## Goal
Can you restate the records below word for word?

## Records to process
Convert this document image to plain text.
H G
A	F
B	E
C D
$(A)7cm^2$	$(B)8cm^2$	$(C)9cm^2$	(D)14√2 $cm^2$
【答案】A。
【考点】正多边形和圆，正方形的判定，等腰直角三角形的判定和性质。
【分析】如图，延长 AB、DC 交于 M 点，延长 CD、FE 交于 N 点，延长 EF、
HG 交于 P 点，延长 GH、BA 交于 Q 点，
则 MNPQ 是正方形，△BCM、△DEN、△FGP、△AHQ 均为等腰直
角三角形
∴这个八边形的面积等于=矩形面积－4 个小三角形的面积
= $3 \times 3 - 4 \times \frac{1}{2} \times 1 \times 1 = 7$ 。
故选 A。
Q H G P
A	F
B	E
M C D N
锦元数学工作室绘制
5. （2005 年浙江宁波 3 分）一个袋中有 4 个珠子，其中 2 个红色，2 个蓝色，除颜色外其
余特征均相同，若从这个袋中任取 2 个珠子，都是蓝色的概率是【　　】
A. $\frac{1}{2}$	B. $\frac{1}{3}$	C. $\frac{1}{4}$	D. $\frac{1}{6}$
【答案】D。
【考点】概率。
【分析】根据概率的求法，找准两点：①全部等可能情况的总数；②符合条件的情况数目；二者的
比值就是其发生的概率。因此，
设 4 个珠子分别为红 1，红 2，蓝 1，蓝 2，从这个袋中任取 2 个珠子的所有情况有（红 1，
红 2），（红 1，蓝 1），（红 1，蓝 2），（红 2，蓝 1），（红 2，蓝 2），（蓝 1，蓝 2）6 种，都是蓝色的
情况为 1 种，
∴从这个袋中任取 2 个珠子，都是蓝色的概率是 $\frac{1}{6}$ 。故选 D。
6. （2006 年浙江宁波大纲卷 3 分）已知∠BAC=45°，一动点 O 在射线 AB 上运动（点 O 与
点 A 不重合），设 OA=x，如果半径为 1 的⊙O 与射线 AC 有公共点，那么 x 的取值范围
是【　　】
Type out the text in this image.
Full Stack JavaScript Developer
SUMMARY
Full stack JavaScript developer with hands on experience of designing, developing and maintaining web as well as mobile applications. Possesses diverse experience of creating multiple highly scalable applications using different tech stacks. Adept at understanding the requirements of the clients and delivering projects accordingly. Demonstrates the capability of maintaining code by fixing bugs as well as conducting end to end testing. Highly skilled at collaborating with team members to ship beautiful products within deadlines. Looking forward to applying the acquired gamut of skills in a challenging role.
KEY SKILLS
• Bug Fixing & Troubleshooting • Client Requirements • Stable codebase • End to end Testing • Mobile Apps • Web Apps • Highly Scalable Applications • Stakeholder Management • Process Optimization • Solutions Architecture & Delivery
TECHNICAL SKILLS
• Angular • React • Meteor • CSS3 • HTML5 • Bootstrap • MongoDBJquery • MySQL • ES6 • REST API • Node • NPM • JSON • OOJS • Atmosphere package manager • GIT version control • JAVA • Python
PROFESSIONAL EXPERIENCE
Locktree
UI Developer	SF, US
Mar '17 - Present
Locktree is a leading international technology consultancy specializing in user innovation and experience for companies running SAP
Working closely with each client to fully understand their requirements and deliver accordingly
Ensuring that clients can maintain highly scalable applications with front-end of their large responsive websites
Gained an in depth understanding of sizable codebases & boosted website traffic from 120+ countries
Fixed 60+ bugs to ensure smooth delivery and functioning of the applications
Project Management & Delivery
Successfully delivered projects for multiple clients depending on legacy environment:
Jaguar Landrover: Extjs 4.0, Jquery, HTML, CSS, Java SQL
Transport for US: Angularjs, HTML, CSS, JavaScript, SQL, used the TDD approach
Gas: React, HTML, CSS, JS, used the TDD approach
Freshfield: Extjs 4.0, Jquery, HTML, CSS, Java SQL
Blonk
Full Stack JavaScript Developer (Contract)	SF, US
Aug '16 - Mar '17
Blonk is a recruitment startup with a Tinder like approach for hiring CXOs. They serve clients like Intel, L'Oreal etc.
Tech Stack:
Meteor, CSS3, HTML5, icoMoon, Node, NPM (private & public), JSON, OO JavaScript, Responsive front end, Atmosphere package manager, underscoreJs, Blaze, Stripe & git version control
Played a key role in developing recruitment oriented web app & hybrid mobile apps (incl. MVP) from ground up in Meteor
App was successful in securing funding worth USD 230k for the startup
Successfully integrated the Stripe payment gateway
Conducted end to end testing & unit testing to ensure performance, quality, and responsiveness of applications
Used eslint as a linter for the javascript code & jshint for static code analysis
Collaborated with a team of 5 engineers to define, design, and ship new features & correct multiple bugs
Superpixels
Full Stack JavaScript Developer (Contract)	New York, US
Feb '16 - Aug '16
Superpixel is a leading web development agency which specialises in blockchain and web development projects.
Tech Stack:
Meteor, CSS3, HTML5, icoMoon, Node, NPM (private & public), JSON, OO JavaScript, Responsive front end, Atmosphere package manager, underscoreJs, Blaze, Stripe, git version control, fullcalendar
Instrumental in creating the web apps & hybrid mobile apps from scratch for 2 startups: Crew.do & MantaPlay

## Response to this exercise
Convert this document image to plain text.
H G
A	F
B	E
C D
$(A)7cm^2$	$(B)8cm^2$	$(C)9cm^2$	(D)14√2 $cm^2$
【答案】A。
【考点】正多边形和圆，正方形的判定，等腰直角三角形的判定和性质。
【分析】如图，延长 AB、DC 交于 M 点，延长 CD、FE 交于 N 点，延长 EF、
HG 交于 P 点，延长 GH、BA 交于 Q 点，
则 MNPQ 是正方形，△BCM、△DEN、△FGP、△AHQ 均为等腰直
角三角形
∴这个八边形的面积等于=矩形面积－4 个小三角形的面积
= $3 \times 3 - 4 \times \frac{1}{2} \times 1 \times 1 = 7$ 。
故选 A。
Q H G P
A	F
B	E
M C D N
锦元数学工作室绘制
5. （2005 年浙江宁波 3 分）一个袋中有 4 个珠子，其中 2 个红色，2 个蓝色，除颜色外其
余特征均相同，若从这个袋中任取 2 个珠子，都是蓝色的概率是【　　】
A. $\frac{1}{2}$	B. $\frac{1}{3}$	C. $\frac{1}{4}$	D. $\frac{1}{6}$
【答案】D。
【考点】概率。
【分析】根据概率的求法，找准两点：①全部等可能情况的总数；②符合条件的情况数目；二者的
比值就是其发生的概率。因此，
设 4 个珠子分别为红 1，红 2，蓝 1，蓝 2，从这个袋中任取 2 个珠子的所有情况有（红 1，
红 2），（红 1，蓝 1），（红 1，蓝 2），（红 2，蓝 1），（红 2，蓝 2），（蓝 1，蓝 2）6 种，都是蓝色的
情况为 1 种，
∴从这个袋中任取 2 个珠子，都是蓝色的概率是 $\frac{1}{6}$ 。故选 D。
6. （2006 年浙江宁波大纲卷 3 分）已知∠BAC=45°，一动点 O 在射线 AB 上运动（点 O 与
点 A 不重合），设 OA=x，如果半径为 1 的⊙O 与射线 AC 有公共点，那么 x 的取值范围
是【　　】
Type out the text in this image.
Full Stack JavaScript Developer
SUMMARY
Full stack JavaScript developer with hands on experience of designing, developing and maintaining web as well as mobile applications. Possesses diverse experience of creating multiple highly scalable applications using different tech stacks. Adept at understanding the requirements of the clients and delivering projects accordingly. Demonstrates the capability of maintaining code by fixing bugs as well as conducting end to end testing. Highly skilled at collaborating with team members to ship beautiful products within deadlines. Looking forward to applying the acquired gamut of skills in a challenging role.
KEY SKILLS
• Bug Fixing & Troubleshooting • Client Requirements • Stable codebase • End to end Testing • Mobile Apps • Web Apps • Highly Scalable Applications • Stakeholder Management • Process Optimization • Solutions Architecture & Delivery
TECHNICAL SKILLS
• Angular • React • Meteor • CSS3 • HTML5 • Bootstrap • MongoDBJquery • MySQL • ES6 • REST API • Node • NPM • JSON • OOJS • Atmosphere package manager • GIT version control • JAVA • Python
PROFESSIONAL EXPERIENCE
Locktree
UI Developer	SF, US
Mar '17 - Present
Locktree is a leading international technology consultancy specializing in user innovation and experience for companies running SAP
Working closely with each client to fully understand their requirements and deliver accordingly
Ensuring that clients can maintain highly scalable applications with front-end of their large responsive websites
Gained an in depth understanding of sizable codebases & boosted website traffic from 120+ countries
Fixed 60+ bugs to ensure smooth delivery and functioning of the applications
Project Management & Delivery
Successfully delivered projects for multiple clients depending on legacy environment:
Jaguar Landrover: Extjs 4.0, Jquery, HTML, CSS, Java SQL
Transport for US: Angularjs, HTML, CSS, JavaScript, SQL, used the TDD approach
Gas: React, HTML, CSS, JS, used the TDD approach
Freshfield: Extjs 4.0, Jquery, HTML, CSS, Java SQL
Blonk
Full Stack JavaScript Developer (Contract)	SF, US
Aug '16 - Mar '17
Blonk is a recruitment startup with a Tinder like approach for hiring CXOs. They serve clients like Intel, L'Oreal etc.
Tech Stack:
Meteor, CSS3, HTML5, icoMoon, Node, NPM (private & public), JSON, OO JavaScript, Responsive front end, Atmosphere package manager, underscoreJs, Blaze, Stripe & git version control
Played a key role in developing recruitment oriented web app & hybrid mobile apps (incl. MVP) from ground up in Meteor
App was successful in securing funding worth USD 230k for the startup
Successfully integrated the Stripe payment gateway
Conducted end to end testing & unit testing to ensure performance, quality, and responsiveness of applications
Used eslint as a linter for the javascript code & jshint for static code analysis
Collaborated with a team of 5 engineers to define, design, and ship new features & correct multiple bugs
Superpixels
Full Stack JavaScript Developer (Contract)	New York, US
Feb '16 - Aug '16
Superpixel is a leading web development agency which specialises in blockchain and web development projects.
Tech Stack:
Meteor, CSS3, HTML5, icoMoon, Node, NPM (private & public), JSON, OO JavaScript, Responsive front end, Atmosphere package manager, underscoreJs, Blaze, Stripe, git version control, fullcalendar
Instrumental in creating the web apps & hybrid mobile apps from scratch for 2 startups: Crew.do & MantaPlay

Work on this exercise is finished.